**WHAT TO WORK ON**
Provide only the number of lines in the listing that contain the string "name".

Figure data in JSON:
_ _ _

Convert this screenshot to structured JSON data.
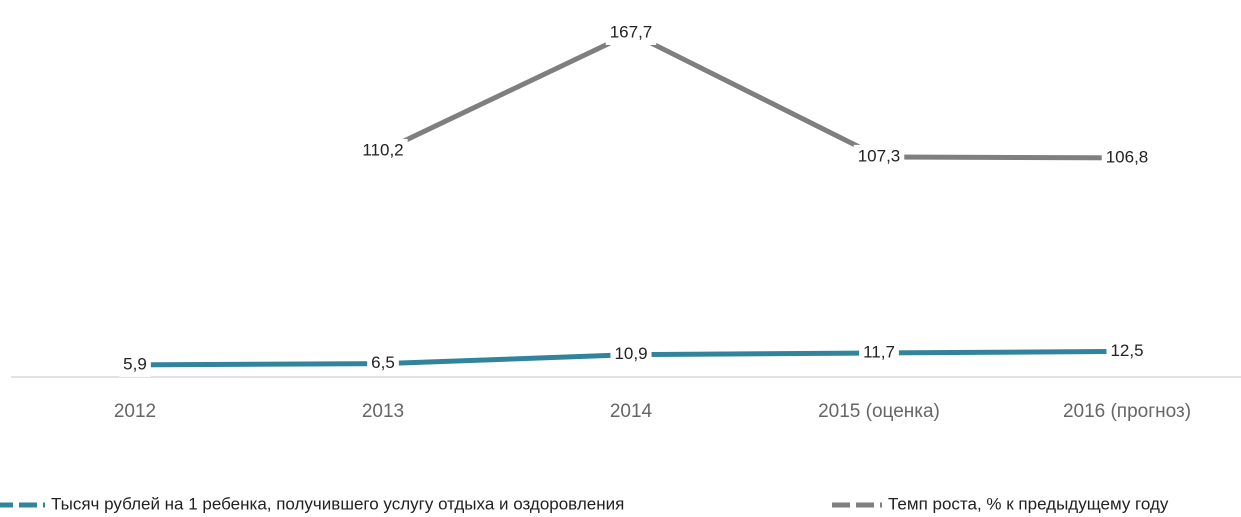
{
  "chart_data": {
    "type": "line",
    "categories": [
      "2012",
      "2013",
      "2014",
      "2015 (оценка)",
      "2016 (прогноз)"
    ],
    "series": [
      {
        "name": "Тысяч рублей на 1 ребенка, получившего услугу отдыха и оздоровления",
        "color": "#31849b",
        "values": [
          5.9,
          6.5,
          10.9,
          11.7,
          12.5
        ],
        "value_labels": [
          "5,9",
          "6,5",
          "10,9",
          "11,7",
          "12,5"
        ]
      },
      {
        "name": "Темп роста, % к предыдущему году",
        "color": "#7f7f7f",
        "values": [
          null,
          110.2,
          167.7,
          107.3,
          106.8
        ],
        "value_labels": [
          null,
          "110,2",
          "167,7",
          "107,3",
          "106,8"
        ]
      }
    ]
  }
}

_ _ _

**ANSWER IN FULL**
2